▶ [Given instruction] Reproduce the listing below without changes, except that pictures are left out.
--------------------------------
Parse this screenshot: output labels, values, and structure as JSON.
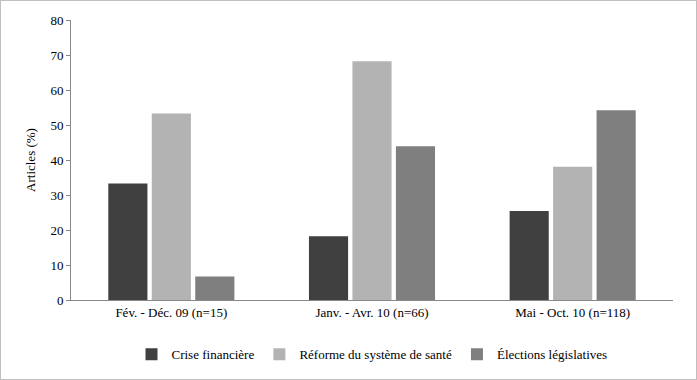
{
  "chart_data": {
    "type": "bar",
    "categories": [
      "Fév. - Déc. 09 (n=15)",
      "Janv. - Avr. 10 (n=66)",
      "Mai - Oct. 10 (n=118)"
    ],
    "series": [
      {
        "name": "Crise financière",
        "color": "#404040",
        "values": [
          33.3,
          18.2,
          25.4
        ]
      },
      {
        "name": "Réforme du système de santé",
        "color": "#b3b3b3",
        "values": [
          53.3,
          68.2,
          38.1
        ]
      },
      {
        "name": "Élections législatives",
        "color": "#7f7f7f",
        "values": [
          6.7,
          43.9,
          54.2
        ]
      }
    ],
    "y_label": "Articles (%)",
    "ylim": [
      0,
      80
    ],
    "yticks": [
      0,
      10,
      20,
      30,
      40,
      50,
      60,
      70,
      80
    ],
    "grid": false,
    "legend": "bottom"
  }
}
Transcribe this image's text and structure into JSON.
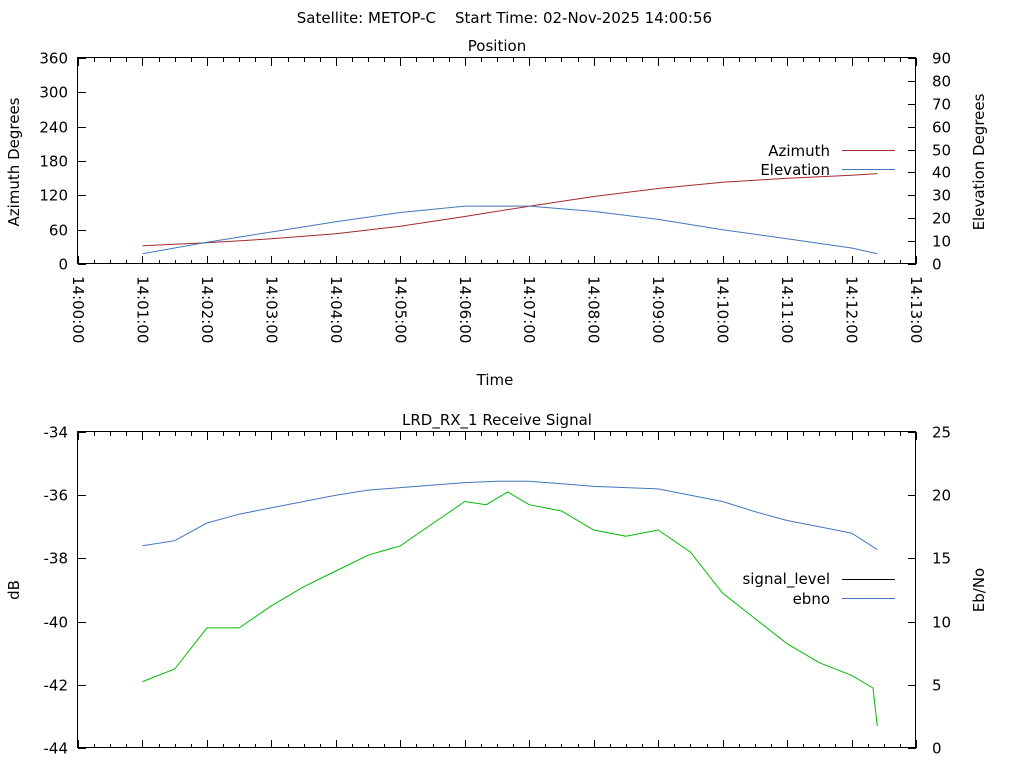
{
  "header": {
    "satellite": "Satellite: METOP-C",
    "start_time": "Start Time: 02-Nov-2025 14:00:56"
  },
  "chart_data": [
    {
      "type": "line",
      "title": "Position",
      "xlabel": "Time",
      "ylabel": "Azimuth Degrees",
      "y2label": "Elevation Degrees",
      "xlim": [
        "14:00:00",
        "14:13:00"
      ],
      "ylim": [
        0,
        360
      ],
      "y2lim": [
        0,
        90
      ],
      "x_ticks": [
        "14:00:00",
        "14:01:00",
        "14:02:00",
        "14:03:00",
        "14:04:00",
        "14:05:00",
        "14:06:00",
        "14:07:00",
        "14:08:00",
        "14:09:00",
        "14:10:00",
        "14:11:00",
        "14:12:00",
        "14:13:00"
      ],
      "y_ticks": [
        "0",
        "60",
        "120",
        "180",
        "240",
        "300",
        "360"
      ],
      "y2_ticks": [
        "0",
        "10",
        "20",
        "30",
        "40",
        "50",
        "60",
        "70",
        "80",
        "90"
      ],
      "legend_position": "right",
      "series": [
        {
          "name": "Azimuth",
          "axis": "y",
          "color": "#a52a2a",
          "x": [
            "14:01:00",
            "14:02:00",
            "14:03:00",
            "14:04:00",
            "14:05:00",
            "14:06:00",
            "14:07:00",
            "14:08:00",
            "14:09:00",
            "14:10:00",
            "14:11:00",
            "14:12:00",
            "14:12:24"
          ],
          "values": [
            32,
            37,
            44,
            53,
            66,
            83,
            101,
            118,
            132,
            143,
            150,
            155,
            158
          ]
        },
        {
          "name": "Elevation",
          "axis": "y2",
          "color": "#4477bb",
          "x": [
            "14:01:00",
            "14:02:00",
            "14:03:00",
            "14:04:00",
            "14:05:00",
            "14:06:00",
            "14:07:00",
            "14:08:00",
            "14:09:00",
            "14:10:00",
            "14:11:00",
            "14:12:00",
            "14:12:24"
          ],
          "values": [
            4.5,
            9.5,
            14,
            18.5,
            22.5,
            25.3,
            25.3,
            23,
            19.5,
            15,
            11,
            7,
            4.5
          ]
        }
      ]
    },
    {
      "type": "line",
      "title": "LRD_RX_1 Receive Signal",
      "ylabel": "dB",
      "y2label": "Eb/No",
      "xlim": [
        "14:00:00",
        "14:13:00"
      ],
      "ylim": [
        -44,
        -34
      ],
      "y2lim": [
        0,
        25
      ],
      "y_ticks": [
        "-34",
        "-36",
        "-38",
        "-40",
        "-42",
        "-44"
      ],
      "y2_ticks": [
        "0",
        "5",
        "10",
        "15",
        "20",
        "25"
      ],
      "legend_position": "right",
      "series": [
        {
          "name": "signal_level",
          "axis": "y",
          "color": "#00bb00",
          "x": [
            "14:01:00",
            "14:01:30",
            "14:02:00",
            "14:02:30",
            "14:03:00",
            "14:03:30",
            "14:04:00",
            "14:04:30",
            "14:05:00",
            "14:05:30",
            "14:06:00",
            "14:06:20",
            "14:06:40",
            "14:07:00",
            "14:07:30",
            "14:08:00",
            "14:08:30",
            "14:09:00",
            "14:09:30",
            "14:10:00",
            "14:10:30",
            "14:11:00",
            "14:11:30",
            "14:12:00",
            "14:12:20",
            "14:12:24"
          ],
          "values": [
            -41.9,
            -41.5,
            -40.2,
            -40.2,
            -39.5,
            -38.9,
            -38.4,
            -37.9,
            -37.6,
            -36.9,
            -36.2,
            -36.3,
            -35.9,
            -36.3,
            -36.5,
            -37.1,
            -37.3,
            -37.1,
            -37.8,
            -39.1,
            -39.9,
            -40.7,
            -41.3,
            -41.7,
            -42.1,
            -43.3
          ]
        },
        {
          "name": "ebno",
          "axis": "y2",
          "color": "#4477bb",
          "x": [
            "14:01:00",
            "14:01:30",
            "14:02:00",
            "14:02:30",
            "14:03:00",
            "14:03:30",
            "14:04:00",
            "14:04:30",
            "14:05:00",
            "14:05:30",
            "14:06:00",
            "14:06:30",
            "14:07:00",
            "14:07:30",
            "14:08:00",
            "14:08:30",
            "14:09:00",
            "14:09:30",
            "14:10:00",
            "14:10:30",
            "14:11:00",
            "14:11:30",
            "14:12:00",
            "14:12:24"
          ],
          "values": [
            16,
            16.4,
            17.8,
            18.5,
            19.0,
            19.5,
            20.0,
            20.4,
            20.6,
            20.8,
            21.0,
            21.1,
            21.1,
            20.9,
            20.7,
            20.6,
            20.5,
            20.0,
            19.5,
            18.7,
            18.0,
            17.5,
            17.0,
            15.7
          ]
        }
      ]
    }
  ]
}
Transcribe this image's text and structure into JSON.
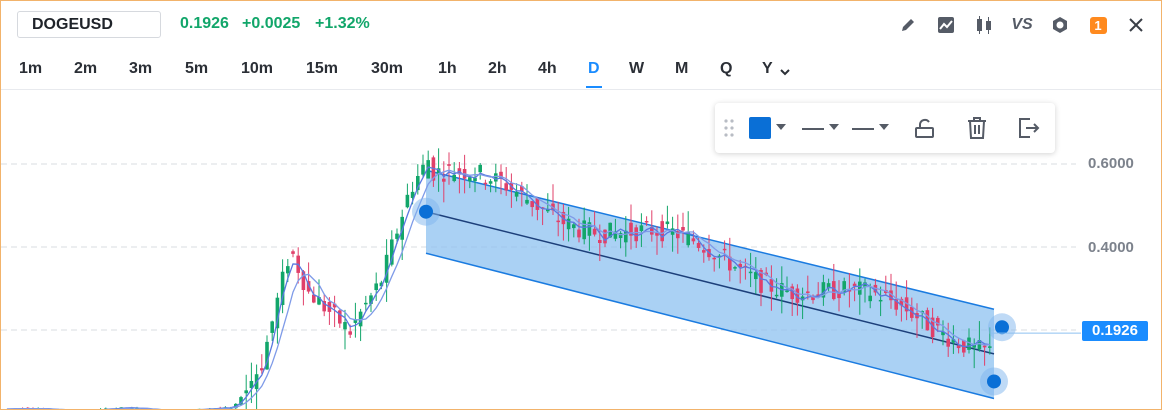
{
  "symbol": "DOGEUSD",
  "quote": {
    "price": "0.1926",
    "change": "+0.0025",
    "change_pct": "+1.32%"
  },
  "header_tools": [
    {
      "name": "pencil-icon"
    },
    {
      "name": "chart-area-icon"
    },
    {
      "name": "candles-icon"
    },
    {
      "name": "compare-vs-icon",
      "label": "VS"
    },
    {
      "name": "settings-icon"
    },
    {
      "name": "notifications-badge",
      "label": "1"
    },
    {
      "name": "close-icon"
    }
  ],
  "intervals": [
    "1m",
    "2m",
    "3m",
    "5m",
    "10m",
    "15m",
    "30m",
    "1h",
    "2h",
    "4h",
    "D",
    "W",
    "M",
    "Q",
    "Y"
  ],
  "active_interval": "D",
  "price_axis": {
    "labels": [
      "0.6000",
      "0.4000"
    ],
    "last": "0.1926"
  },
  "colors": {
    "up": "#12a66a",
    "down": "#e0406a",
    "accent": "#1a8cff",
    "channel": "#8ec1f0",
    "channel_line": "#1a7be0",
    "ma": "#5a78e0"
  },
  "drawing_toolbar": {
    "color": "#0a6fd6",
    "items": [
      "drag-handle",
      "color-picker",
      "line-style",
      "line-width",
      "lock-icon",
      "delete-icon",
      "exit-icon"
    ]
  },
  "chart_data": {
    "type": "candlestick",
    "title": "",
    "xlabel": "",
    "ylabel": "",
    "ylim": [
      0.0,
      0.78
    ],
    "yticks": [
      0.4,
      0.6
    ],
    "grid": true,
    "last_price": 0.1926,
    "channel": {
      "upper": [
        [
          0.58,
          0.25
        ]
      ],
      "lower": [
        [
          0.38,
          0.03
        ]
      ],
      "mid": [
        [
          0.48,
          0.17
        ]
      ]
    }
  }
}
--------------------------------
▶ [Written answer]
Parse this screenshot: output labels, values, and structure as JSON.
{
  "chart_data": {
    "type": "bar",
    "categories": [
      "Fév. - Déc. 09 (n=15)",
      "Janv. - Avr. 10 (n=66)",
      "Mai - Oct. 10 (n=118)"
    ],
    "series": [
      {
        "name": "Crise financière",
        "color": "#404040",
        "values": [
          33.3,
          18.2,
          25.4
        ]
      },
      {
        "name": "Réforme du système de santé",
        "color": "#b3b3b3",
        "values": [
          53.3,
          68.2,
          38.1
        ]
      },
      {
        "name": "Élections législatives",
        "color": "#7f7f7f",
        "values": [
          6.7,
          43.9,
          54.2
        ]
      }
    ],
    "y_label": "Articles (%)",
    "ylim": [
      0,
      80
    ],
    "yticks": [
      0,
      10,
      20,
      30,
      40,
      50,
      60,
      70,
      80
    ],
    "grid": false,
    "legend": "bottom"
  }
}
Transcribe this image's text and structure into JSON.
{
  "header": {
    "satellite": "Satellite: METOP-C",
    "start_time": "Start Time: 02-Nov-2025 14:00:56"
  },
  "chart_data": [
    {
      "type": "line",
      "title": "Position",
      "xlabel": "Time",
      "ylabel": "Azimuth Degrees",
      "y2label": "Elevation Degrees",
      "xlim": [
        "14:00:00",
        "14:13:00"
      ],
      "ylim": [
        0,
        360
      ],
      "y2lim": [
        0,
        90
      ],
      "x_ticks": [
        "14:00:00",
        "14:01:00",
        "14:02:00",
        "14:03:00",
        "14:04:00",
        "14:05:00",
        "14:06:00",
        "14:07:00",
        "14:08:00",
        "14:09:00",
        "14:10:00",
        "14:11:00",
        "14:12:00",
        "14:13:00"
      ],
      "y_ticks": [
        "0",
        "60",
        "120",
        "180",
        "240",
        "300",
        "360"
      ],
      "y2_ticks": [
        "0",
        "10",
        "20",
        "30",
        "40",
        "50",
        "60",
        "70",
        "80",
        "90"
      ],
      "legend_position": "right",
      "series": [
        {
          "name": "Azimuth",
          "axis": "y",
          "color": "#a52a2a",
          "x": [
            "14:01:00",
            "14:02:00",
            "14:03:00",
            "14:04:00",
            "14:05:00",
            "14:06:00",
            "14:07:00",
            "14:08:00",
            "14:09:00",
            "14:10:00",
            "14:11:00",
            "14:12:00",
            "14:12:24"
          ],
          "values": [
            32,
            37,
            44,
            53,
            66,
            83,
            101,
            118,
            132,
            143,
            150,
            155,
            158
          ]
        },
        {
          "name": "Elevation",
          "axis": "y2",
          "color": "#4477bb",
          "x": [
            "14:01:00",
            "14:02:00",
            "14:03:00",
            "14:04:00",
            "14:05:00",
            "14:06:00",
            "14:07:00",
            "14:08:00",
            "14:09:00",
            "14:10:00",
            "14:11:00",
            "14:12:00",
            "14:12:24"
          ],
          "values": [
            4.5,
            9.5,
            14,
            18.5,
            22.5,
            25.3,
            25.3,
            23,
            19.5,
            15,
            11,
            7,
            4.5
          ]
        }
      ]
    },
    {
      "type": "line",
      "title": "LRD_RX_1 Receive Signal",
      "ylabel": "dB",
      "y2label": "Eb/No",
      "xlim": [
        "14:00:00",
        "14:13:00"
      ],
      "ylim": [
        -44,
        -34
      ],
      "y2lim": [
        0,
        25
      ],
      "y_ticks": [
        "-34",
        "-36",
        "-38",
        "-40",
        "-42",
        "-44"
      ],
      "y2_ticks": [
        "0",
        "5",
        "10",
        "15",
        "20",
        "25"
      ],
      "legend_position": "right",
      "series": [
        {
          "name": "signal_level",
          "axis": "y",
          "color": "#00bb00",
          "x": [
            "14:01:00",
            "14:01:30",
            "14:02:00",
            "14:02:30",
            "14:03:00",
            "14:03:30",
            "14:04:00",
            "14:04:30",
            "14:05:00",
            "14:05:30",
            "14:06:00",
            "14:06:20",
            "14:06:40",
            "14:07:00",
            "14:07:30",
            "14:08:00",
            "14:08:30",
            "14:09:00",
            "14:09:30",
            "14:10:00",
            "14:10:30",
            "14:11:00",
            "14:11:30",
            "14:12:00",
            "14:12:20",
            "14:12:24"
          ],
          "values": [
            -41.9,
            -41.5,
            -40.2,
            -40.2,
            -39.5,
            -38.9,
            -38.4,
            -37.9,
            -37.6,
            -36.9,
            -36.2,
            -36.3,
            -35.9,
            -36.3,
            -36.5,
            -37.1,
            -37.3,
            -37.1,
            -37.8,
            -39.1,
            -39.9,
            -40.7,
            -41.3,
            -41.7,
            -42.1,
            -43.3
          ]
        },
        {
          "name": "ebno",
          "axis": "y2",
          "color": "#4477bb",
          "x": [
            "14:01:00",
            "14:01:30",
            "14:02:00",
            "14:02:30",
            "14:03:00",
            "14:03:30",
            "14:04:00",
            "14:04:30",
            "14:05:00",
            "14:05:30",
            "14:06:00",
            "14:06:30",
            "14:07:00",
            "14:07:30",
            "14:08:00",
            "14:08:30",
            "14:09:00",
            "14:09:30",
            "14:10:00",
            "14:10:30",
            "14:11:00",
            "14:11:30",
            "14:12:00",
            "14:12:24"
          ],
          "values": [
            16,
            16.4,
            17.8,
            18.5,
            19.0,
            19.5,
            20.0,
            20.4,
            20.6,
            20.8,
            21.0,
            21.1,
            21.1,
            20.9,
            20.7,
            20.6,
            20.5,
            20.0,
            19.5,
            18.7,
            18.0,
            17.5,
            17.0,
            15.7
          ]
        }
      ]
    }
  ]
}
Transcribe this image's text and structure into JSON.
{
  "symbol": "DOGEUSD",
  "quote": {
    "price": "0.1926",
    "change": "+0.0025",
    "change_pct": "+1.32%"
  },
  "header_tools": [
    {
      "name": "pencil-icon"
    },
    {
      "name": "chart-area-icon"
    },
    {
      "name": "candles-icon"
    },
    {
      "name": "compare-vs-icon",
      "label": "VS"
    },
    {
      "name": "settings-icon"
    },
    {
      "name": "notifications-badge",
      "label": "1"
    },
    {
      "name": "close-icon"
    }
  ],
  "intervals": [
    "1m",
    "2m",
    "3m",
    "5m",
    "10m",
    "15m",
    "30m",
    "1h",
    "2h",
    "4h",
    "D",
    "W",
    "M",
    "Q",
    "Y"
  ],
  "active_interval": "D",
  "price_axis": {
    "labels": [
      "0.6000",
      "0.4000"
    ],
    "last": "0.1926"
  },
  "colors": {
    "up": "#12a66a",
    "down": "#e0406a",
    "accent": "#1a8cff",
    "channel": "#8ec1f0",
    "channel_line": "#1a7be0",
    "ma": "#5a78e0"
  },
  "drawing_toolbar": {
    "color": "#0a6fd6",
    "items": [
      "drag-handle",
      "color-picker",
      "line-style",
      "line-width",
      "lock-icon",
      "delete-icon",
      "exit-icon"
    ]
  },
  "chart_data": {
    "type": "candlestick",
    "title": "",
    "xlabel": "",
    "ylabel": "",
    "ylim": [
      0.0,
      0.78
    ],
    "yticks": [
      0.4,
      0.6
    ],
    "grid": true,
    "last_price": 0.1926,
    "channel": {
      "upper": [
        [
          0.58,
          0.25
        ]
      ],
      "lower": [
        [
          0.38,
          0.03
        ]
      ],
      "mid": [
        [
          0.48,
          0.17
        ]
      ]
    }
  }
}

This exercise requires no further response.